## start DATA PROVIDED

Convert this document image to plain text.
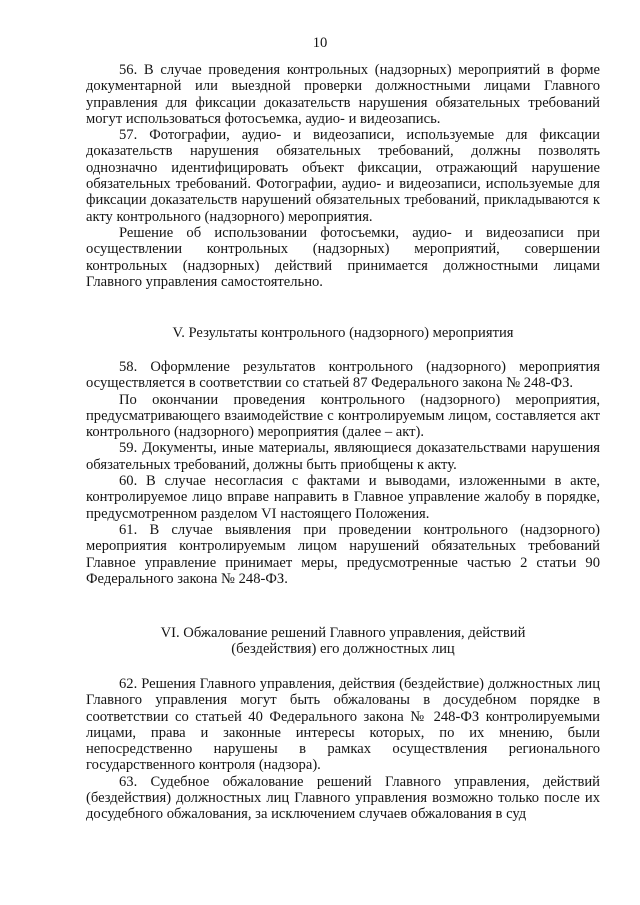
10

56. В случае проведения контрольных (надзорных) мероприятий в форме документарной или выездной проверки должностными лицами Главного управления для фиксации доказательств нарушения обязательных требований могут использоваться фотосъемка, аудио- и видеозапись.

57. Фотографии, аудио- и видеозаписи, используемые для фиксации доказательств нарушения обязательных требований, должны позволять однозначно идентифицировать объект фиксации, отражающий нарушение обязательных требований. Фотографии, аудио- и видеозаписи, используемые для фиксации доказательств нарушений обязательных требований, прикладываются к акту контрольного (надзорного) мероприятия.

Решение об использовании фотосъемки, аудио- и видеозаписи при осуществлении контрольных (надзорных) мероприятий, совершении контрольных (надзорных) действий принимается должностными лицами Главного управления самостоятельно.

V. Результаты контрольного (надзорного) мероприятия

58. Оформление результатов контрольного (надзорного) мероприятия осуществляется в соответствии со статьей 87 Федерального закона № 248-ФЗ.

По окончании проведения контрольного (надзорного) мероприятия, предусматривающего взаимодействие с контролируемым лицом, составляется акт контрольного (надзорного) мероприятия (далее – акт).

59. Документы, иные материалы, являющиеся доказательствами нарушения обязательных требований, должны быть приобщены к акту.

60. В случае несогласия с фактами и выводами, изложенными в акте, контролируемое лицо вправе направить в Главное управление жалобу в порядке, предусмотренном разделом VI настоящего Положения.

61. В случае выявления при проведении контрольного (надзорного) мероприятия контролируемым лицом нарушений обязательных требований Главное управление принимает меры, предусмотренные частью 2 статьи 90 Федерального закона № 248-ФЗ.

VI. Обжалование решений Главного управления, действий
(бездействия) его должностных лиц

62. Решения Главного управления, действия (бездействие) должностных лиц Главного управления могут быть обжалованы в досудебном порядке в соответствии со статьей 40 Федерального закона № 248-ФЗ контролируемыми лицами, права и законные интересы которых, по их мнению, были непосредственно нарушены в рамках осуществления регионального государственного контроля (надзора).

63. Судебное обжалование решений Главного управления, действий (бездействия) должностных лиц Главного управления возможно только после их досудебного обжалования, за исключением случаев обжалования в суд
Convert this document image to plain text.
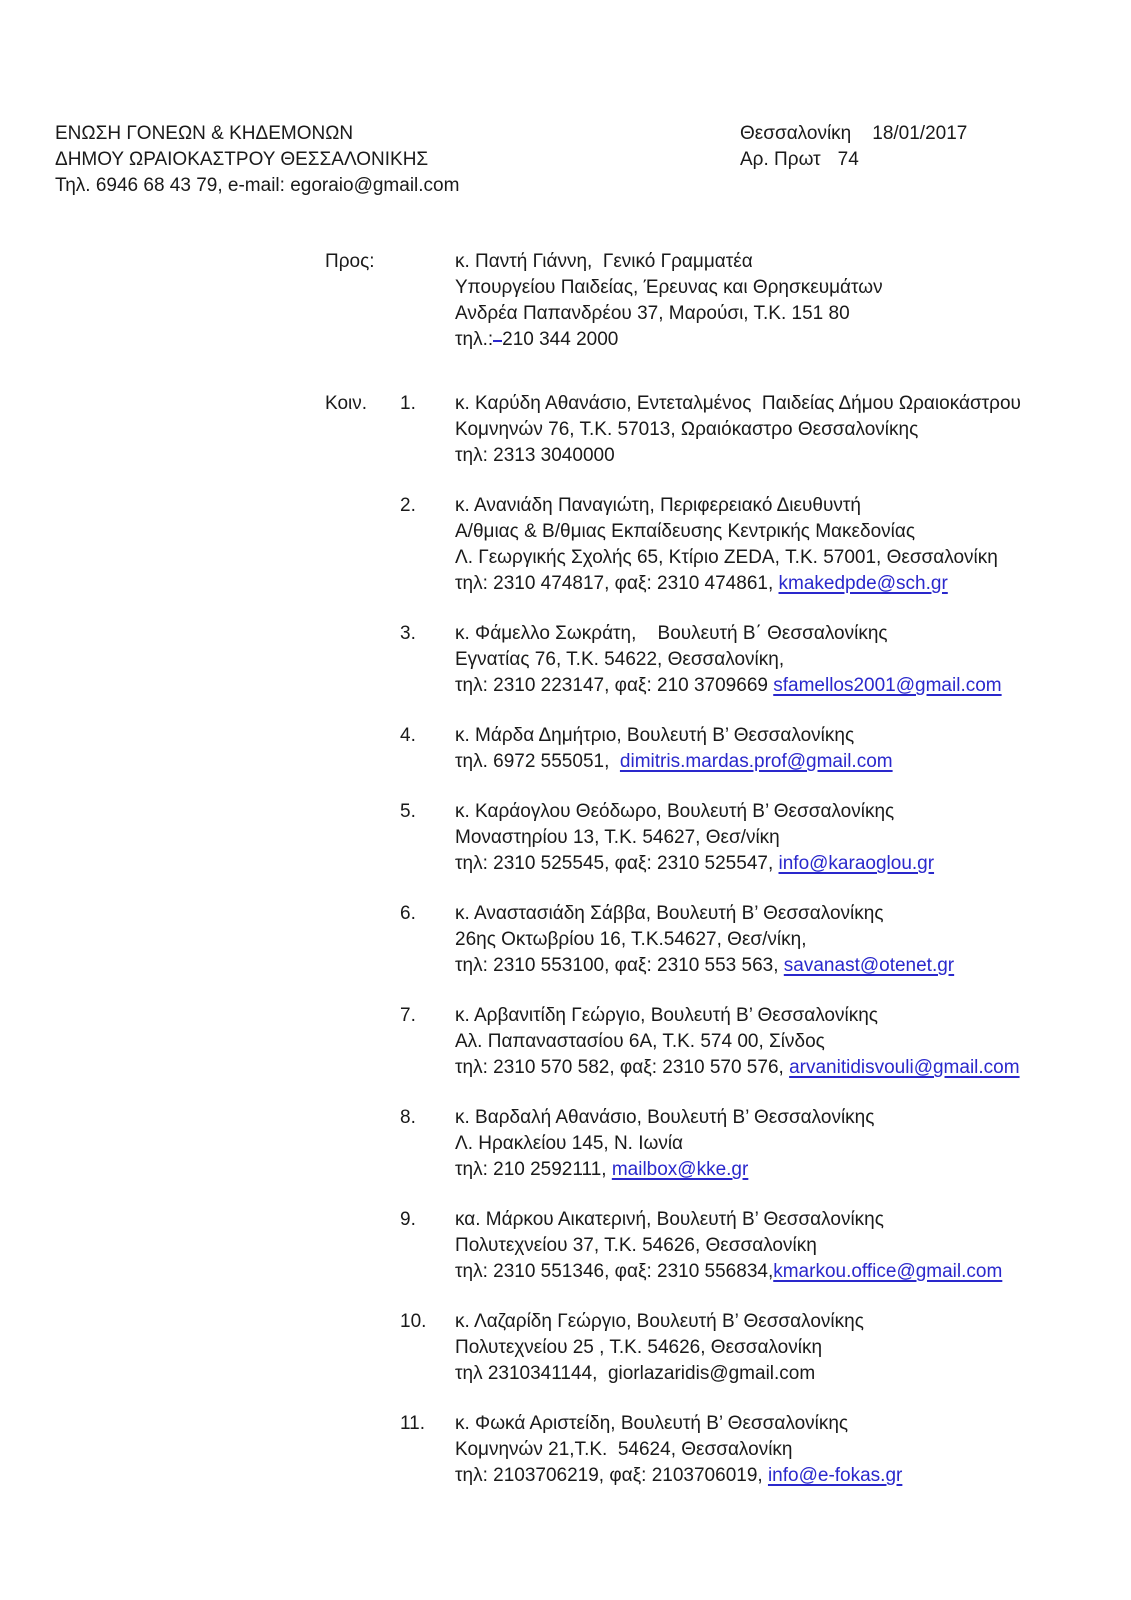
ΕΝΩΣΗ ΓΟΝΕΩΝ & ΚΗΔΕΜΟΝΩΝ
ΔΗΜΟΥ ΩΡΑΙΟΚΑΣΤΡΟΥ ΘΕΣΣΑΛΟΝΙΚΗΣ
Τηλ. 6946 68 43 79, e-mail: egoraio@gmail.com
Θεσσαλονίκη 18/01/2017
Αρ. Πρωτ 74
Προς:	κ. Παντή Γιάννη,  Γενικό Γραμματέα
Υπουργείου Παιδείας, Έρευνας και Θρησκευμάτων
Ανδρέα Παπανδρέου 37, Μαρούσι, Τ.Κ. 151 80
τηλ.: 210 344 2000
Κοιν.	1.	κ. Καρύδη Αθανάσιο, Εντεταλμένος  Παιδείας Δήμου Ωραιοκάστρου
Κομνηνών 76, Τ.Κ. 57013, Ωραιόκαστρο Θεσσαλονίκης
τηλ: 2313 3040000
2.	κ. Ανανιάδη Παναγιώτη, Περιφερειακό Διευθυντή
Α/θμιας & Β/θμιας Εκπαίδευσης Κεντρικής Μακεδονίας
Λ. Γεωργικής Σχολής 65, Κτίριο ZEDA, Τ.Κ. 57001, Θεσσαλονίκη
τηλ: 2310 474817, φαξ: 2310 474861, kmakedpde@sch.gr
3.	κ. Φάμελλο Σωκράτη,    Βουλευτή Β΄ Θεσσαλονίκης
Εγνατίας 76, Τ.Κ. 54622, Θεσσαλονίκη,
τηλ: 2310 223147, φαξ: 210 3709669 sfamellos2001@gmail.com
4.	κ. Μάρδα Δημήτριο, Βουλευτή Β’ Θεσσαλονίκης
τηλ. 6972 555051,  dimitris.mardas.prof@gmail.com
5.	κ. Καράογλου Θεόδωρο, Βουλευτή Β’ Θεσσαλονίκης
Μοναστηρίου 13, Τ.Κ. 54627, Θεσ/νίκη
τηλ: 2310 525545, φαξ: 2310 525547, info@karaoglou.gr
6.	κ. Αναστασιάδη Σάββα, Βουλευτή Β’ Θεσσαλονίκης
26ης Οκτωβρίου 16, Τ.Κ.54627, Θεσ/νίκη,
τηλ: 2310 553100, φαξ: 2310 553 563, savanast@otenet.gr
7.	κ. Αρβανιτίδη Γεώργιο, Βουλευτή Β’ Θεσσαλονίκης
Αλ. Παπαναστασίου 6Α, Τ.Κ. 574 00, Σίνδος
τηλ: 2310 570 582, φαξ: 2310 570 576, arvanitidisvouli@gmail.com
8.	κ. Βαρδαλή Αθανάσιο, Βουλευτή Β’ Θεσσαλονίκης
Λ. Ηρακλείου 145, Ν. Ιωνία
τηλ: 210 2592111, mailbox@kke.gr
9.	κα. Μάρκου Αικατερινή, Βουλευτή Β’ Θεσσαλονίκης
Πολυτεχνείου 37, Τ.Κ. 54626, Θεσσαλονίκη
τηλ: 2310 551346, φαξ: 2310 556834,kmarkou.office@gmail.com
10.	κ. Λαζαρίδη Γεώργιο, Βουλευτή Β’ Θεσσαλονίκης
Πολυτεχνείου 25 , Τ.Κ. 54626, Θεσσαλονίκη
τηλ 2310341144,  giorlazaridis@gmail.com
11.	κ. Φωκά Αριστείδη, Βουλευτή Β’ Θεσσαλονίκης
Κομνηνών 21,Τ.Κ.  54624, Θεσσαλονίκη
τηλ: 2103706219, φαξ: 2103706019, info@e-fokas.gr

## end DATA PROVIDED
## start DATA PROVIDED

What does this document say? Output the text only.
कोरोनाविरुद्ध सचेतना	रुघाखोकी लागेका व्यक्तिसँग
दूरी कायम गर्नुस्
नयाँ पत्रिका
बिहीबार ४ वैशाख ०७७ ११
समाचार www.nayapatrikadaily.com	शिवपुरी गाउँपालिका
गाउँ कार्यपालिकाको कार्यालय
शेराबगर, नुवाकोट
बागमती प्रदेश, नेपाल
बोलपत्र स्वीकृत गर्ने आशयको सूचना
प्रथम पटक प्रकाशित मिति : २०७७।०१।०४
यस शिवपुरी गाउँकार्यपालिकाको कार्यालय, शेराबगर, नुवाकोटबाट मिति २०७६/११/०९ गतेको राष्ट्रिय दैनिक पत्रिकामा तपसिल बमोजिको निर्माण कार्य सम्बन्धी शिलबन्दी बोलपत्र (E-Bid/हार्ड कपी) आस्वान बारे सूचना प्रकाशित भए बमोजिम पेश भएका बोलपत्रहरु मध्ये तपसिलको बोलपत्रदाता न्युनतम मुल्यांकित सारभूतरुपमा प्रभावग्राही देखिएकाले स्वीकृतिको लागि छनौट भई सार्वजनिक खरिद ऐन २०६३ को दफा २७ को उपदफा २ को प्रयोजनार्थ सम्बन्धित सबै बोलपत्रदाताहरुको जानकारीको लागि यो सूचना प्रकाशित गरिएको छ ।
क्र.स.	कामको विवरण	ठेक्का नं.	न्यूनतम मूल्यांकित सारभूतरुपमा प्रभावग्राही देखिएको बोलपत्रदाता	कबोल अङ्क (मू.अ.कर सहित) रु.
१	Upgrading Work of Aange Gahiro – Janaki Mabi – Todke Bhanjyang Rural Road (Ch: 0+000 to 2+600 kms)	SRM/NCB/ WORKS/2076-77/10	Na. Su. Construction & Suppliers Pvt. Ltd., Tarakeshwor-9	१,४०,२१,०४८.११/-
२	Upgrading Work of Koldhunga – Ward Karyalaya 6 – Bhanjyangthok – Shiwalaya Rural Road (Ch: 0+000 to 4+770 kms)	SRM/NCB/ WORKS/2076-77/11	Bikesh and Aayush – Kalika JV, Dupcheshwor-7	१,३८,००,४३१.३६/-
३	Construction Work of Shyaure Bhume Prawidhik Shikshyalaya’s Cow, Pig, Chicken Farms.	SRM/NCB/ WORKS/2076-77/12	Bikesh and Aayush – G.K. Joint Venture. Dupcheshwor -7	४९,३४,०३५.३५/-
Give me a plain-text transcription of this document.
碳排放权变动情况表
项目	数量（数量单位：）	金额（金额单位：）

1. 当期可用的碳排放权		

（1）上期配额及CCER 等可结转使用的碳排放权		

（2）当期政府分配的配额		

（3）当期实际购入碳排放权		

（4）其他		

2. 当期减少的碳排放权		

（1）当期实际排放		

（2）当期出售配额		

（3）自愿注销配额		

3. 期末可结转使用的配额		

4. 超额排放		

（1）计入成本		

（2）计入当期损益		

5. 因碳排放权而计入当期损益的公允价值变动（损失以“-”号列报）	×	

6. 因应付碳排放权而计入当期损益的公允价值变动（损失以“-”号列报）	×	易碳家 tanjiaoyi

## end DATA PROVIDED

Give the count of lines that hold the word "мероприятия", with nothing added.

5